→ **MATERIAL TO PROCESS**

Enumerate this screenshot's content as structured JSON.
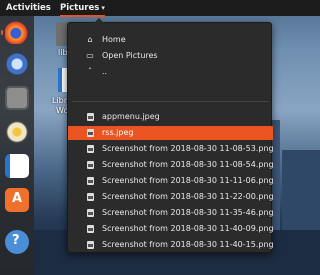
{
  "topbar": {
    "activities": "Activities",
    "app_menu": "Pictures",
    "app_menu_arrow": "▾"
  },
  "desktop": {
    "items": [
      {
        "label": "lib"
      },
      {
        "label": "Libre"
      },
      {
        "label": "Wo"
      }
    ]
  },
  "menu": {
    "places": [
      {
        "label": "Home",
        "icon": "home-icon",
        "glyph": "⌂"
      },
      {
        "label": "Open Pictures",
        "icon": "folder-icon",
        "glyph": "▭"
      },
      {
        "label": "..",
        "icon": "chevron-up-icon",
        "glyph": "ˆ"
      }
    ],
    "files": [
      "appmenu.jpeg",
      "rss.jpeg",
      "Screenshot from 2018-08-30 11-08-53.png",
      "Screenshot from 2018-08-30 11-08-54.png",
      "Screenshot from 2018-08-30 11-11-06.png",
      "Screenshot from 2018-08-30 11-22-00.png",
      "Screenshot from 2018-08-30 11-35-46.png",
      "Screenshot from 2018-08-30 11-40-09.png",
      "Screenshot from 2018-08-30 11-40-15.png"
    ],
    "selected_file": "rss.jpeg"
  },
  "colors": {
    "accent": "#e95420",
    "menu_bg": "#2b2b2b",
    "panel_bg": "#1c1c1c"
  }
}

→ **THE TASK**
Pictures don't belong in the copy. Transcribe every record exactly as it appears.

→ **FINAL ANSWER**
Enumerate this screenshot's content as structured JSON.
{
  "topbar": {
    "activities": "Activities",
    "app_menu": "Pictures",
    "app_menu_arrow": "▾"
  },
  "desktop": {
    "items": [
      {
        "label": "lib"
      },
      {
        "label": "Libre"
      },
      {
        "label": "Wo"
      }
    ]
  },
  "menu": {
    "places": [
      {
        "label": "Home",
        "icon": "home-icon",
        "glyph": "⌂"
      },
      {
        "label": "Open Pictures",
        "icon": "folder-icon",
        "glyph": "▭"
      },
      {
        "label": "..",
        "icon": "chevron-up-icon",
        "glyph": "ˆ"
      }
    ],
    "files": [
      "appmenu.jpeg",
      "rss.jpeg",
      "Screenshot from 2018-08-30 11-08-53.png",
      "Screenshot from 2018-08-30 11-08-54.png",
      "Screenshot from 2018-08-30 11-11-06.png",
      "Screenshot from 2018-08-30 11-22-00.png",
      "Screenshot from 2018-08-30 11-35-46.png",
      "Screenshot from 2018-08-30 11-40-09.png",
      "Screenshot from 2018-08-30 11-40-15.png"
    ],
    "selected_file": "rss.jpeg"
  },
  "colors": {
    "accent": "#e95420",
    "menu_bg": "#2b2b2b",
    "panel_bg": "#1c1c1c"
  }
}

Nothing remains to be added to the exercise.